> What is being asked
Reproduce the material exactly, omitting nothing.

[Start Data shown]

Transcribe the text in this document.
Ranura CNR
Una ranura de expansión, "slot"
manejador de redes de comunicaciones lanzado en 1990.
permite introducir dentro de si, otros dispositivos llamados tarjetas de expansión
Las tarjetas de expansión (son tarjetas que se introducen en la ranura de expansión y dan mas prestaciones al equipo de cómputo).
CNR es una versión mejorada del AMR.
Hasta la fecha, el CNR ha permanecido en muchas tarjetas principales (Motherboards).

[End Data shown]

> Full response
Transcribe the text in this document.
Ranura CNR
Una ranura de expansión, "slot"
manejador de redes de comunicaciones lanzado en 1990.
permite introducir dentro de si, otros dispositivos llamados tarjetas de expansión
Las tarjetas de expansión (son tarjetas que se introducen en la ranura de expansión y dan mas prestaciones al equipo de cómputo).
CNR es una versión mejorada del AMR.
Hasta la fecha, el CNR ha permanecido en muchas tarjetas principales (Motherboards).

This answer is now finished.